─── MATERIALS PROVIDED ───

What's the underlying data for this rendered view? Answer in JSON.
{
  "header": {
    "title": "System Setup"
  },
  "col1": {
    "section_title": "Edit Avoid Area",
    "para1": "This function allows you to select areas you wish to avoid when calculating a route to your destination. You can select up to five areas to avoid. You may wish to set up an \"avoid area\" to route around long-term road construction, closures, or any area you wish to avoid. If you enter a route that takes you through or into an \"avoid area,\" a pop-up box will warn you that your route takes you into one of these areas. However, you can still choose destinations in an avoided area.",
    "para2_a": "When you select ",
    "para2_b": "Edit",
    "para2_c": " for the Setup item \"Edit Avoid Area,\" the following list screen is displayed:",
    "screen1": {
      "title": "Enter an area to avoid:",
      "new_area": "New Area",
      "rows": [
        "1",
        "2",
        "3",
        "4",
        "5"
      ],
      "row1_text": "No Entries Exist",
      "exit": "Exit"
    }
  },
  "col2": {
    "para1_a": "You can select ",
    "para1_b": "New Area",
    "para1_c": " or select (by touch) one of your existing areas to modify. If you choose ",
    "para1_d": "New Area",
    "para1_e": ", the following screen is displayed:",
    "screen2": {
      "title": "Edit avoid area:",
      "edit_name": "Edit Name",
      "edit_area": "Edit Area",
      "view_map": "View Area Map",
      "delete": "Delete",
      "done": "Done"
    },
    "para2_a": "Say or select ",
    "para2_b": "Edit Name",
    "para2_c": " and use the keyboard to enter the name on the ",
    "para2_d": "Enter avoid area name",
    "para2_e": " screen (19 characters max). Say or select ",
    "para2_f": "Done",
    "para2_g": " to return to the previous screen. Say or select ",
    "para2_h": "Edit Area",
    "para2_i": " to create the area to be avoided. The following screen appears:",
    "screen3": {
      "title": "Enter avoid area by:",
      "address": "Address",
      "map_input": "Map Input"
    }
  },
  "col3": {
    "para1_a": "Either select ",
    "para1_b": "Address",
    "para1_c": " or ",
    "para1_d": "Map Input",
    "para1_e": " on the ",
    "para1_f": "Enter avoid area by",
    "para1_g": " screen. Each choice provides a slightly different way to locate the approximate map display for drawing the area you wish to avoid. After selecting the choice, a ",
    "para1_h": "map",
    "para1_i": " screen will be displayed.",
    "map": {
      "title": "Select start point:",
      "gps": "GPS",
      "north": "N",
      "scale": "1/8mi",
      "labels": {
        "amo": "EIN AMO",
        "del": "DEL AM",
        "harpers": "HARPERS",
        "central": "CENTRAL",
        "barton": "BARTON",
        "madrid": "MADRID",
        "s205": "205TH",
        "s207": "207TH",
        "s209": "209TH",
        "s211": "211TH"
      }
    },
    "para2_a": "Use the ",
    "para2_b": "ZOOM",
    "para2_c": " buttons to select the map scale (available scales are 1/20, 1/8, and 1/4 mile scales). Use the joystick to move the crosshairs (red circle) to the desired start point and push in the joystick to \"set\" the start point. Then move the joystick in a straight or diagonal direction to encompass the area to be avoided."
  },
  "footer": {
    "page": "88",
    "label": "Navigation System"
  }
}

───

# BRIEF
Recopy all the lines exactly as they appear.

# RESULT OF THIS EXERCISE
What's the underlying data for this rendered view? Answer in JSON.
{
  "header": {
    "title": "System Setup"
  },
  "col1": {
    "section_title": "Edit Avoid Area",
    "para1": "This function allows you to select areas you wish to avoid when calculating a route to your destination. You can select up to five areas to avoid. You may wish to set up an \"avoid area\" to route around long-term road construction, closures, or any area you wish to avoid. If you enter a route that takes you through or into an \"avoid area,\" a pop-up box will warn you that your route takes you into one of these areas. However, you can still choose destinations in an avoided area.",
    "para2_a": "When you select ",
    "para2_b": "Edit",
    "para2_c": " for the Setup item \"Edit Avoid Area,\" the following list screen is displayed:",
    "screen1": {
      "title": "Enter an area to avoid:",
      "new_area": "New Area",
      "rows": [
        "1",
        "2",
        "3",
        "4",
        "5"
      ],
      "row1_text": "No Entries Exist",
      "exit": "Exit"
    }
  },
  "col2": {
    "para1_a": "You can select ",
    "para1_b": "New Area",
    "para1_c": " or select (by touch) one of your existing areas to modify. If you choose ",
    "para1_d": "New Area",
    "para1_e": ", the following screen is displayed:",
    "screen2": {
      "title": "Edit avoid area:",
      "edit_name": "Edit Name",
      "edit_area": "Edit Area",
      "view_map": "View Area Map",
      "delete": "Delete",
      "done": "Done"
    },
    "para2_a": "Say or select ",
    "para2_b": "Edit Name",
    "para2_c": " and use the keyboard to enter the name on the ",
    "para2_d": "Enter avoid area name",
    "para2_e": " screen (19 characters max). Say or select ",
    "para2_f": "Done",
    "para2_g": " to return to the previous screen. Say or select ",
    "para2_h": "Edit Area",
    "para2_i": " to create the area to be avoided. The following screen appears:",
    "screen3": {
      "title": "Enter avoid area by:",
      "address": "Address",
      "map_input": "Map Input"
    }
  },
  "col3": {
    "para1_a": "Either select ",
    "para1_b": "Address",
    "para1_c": " or ",
    "para1_d": "Map Input",
    "para1_e": " on the ",
    "para1_f": "Enter avoid area by",
    "para1_g": " screen. Each choice provides a slightly different way to locate the approximate map display for drawing the area you wish to avoid. After selecting the choice, a ",
    "para1_h": "map",
    "para1_i": " screen will be displayed.",
    "map": {
      "title": "Select start point:",
      "gps": "GPS",
      "north": "N",
      "scale": "1/8mi",
      "labels": {
        "amo": "EIN AMO",
        "del": "DEL AM",
        "harpers": "HARPERS",
        "central": "CENTRAL",
        "barton": "BARTON",
        "madrid": "MADRID",
        "s205": "205TH",
        "s207": "207TH",
        "s209": "209TH",
        "s211": "211TH"
      }
    },
    "para2_a": "Use the ",
    "para2_b": "ZOOM",
    "para2_c": " buttons to select the map scale (available scales are 1/20, 1/8, and 1/4 mile scales). Use the joystick to move the crosshairs (red circle) to the desired start point and push in the joystick to \"set\" the start point. Then move the joystick in a straight or diagonal direction to encompass the area to be avoided."
  },
  "footer": {
    "page": "88",
    "label": "Navigation System"
  }
}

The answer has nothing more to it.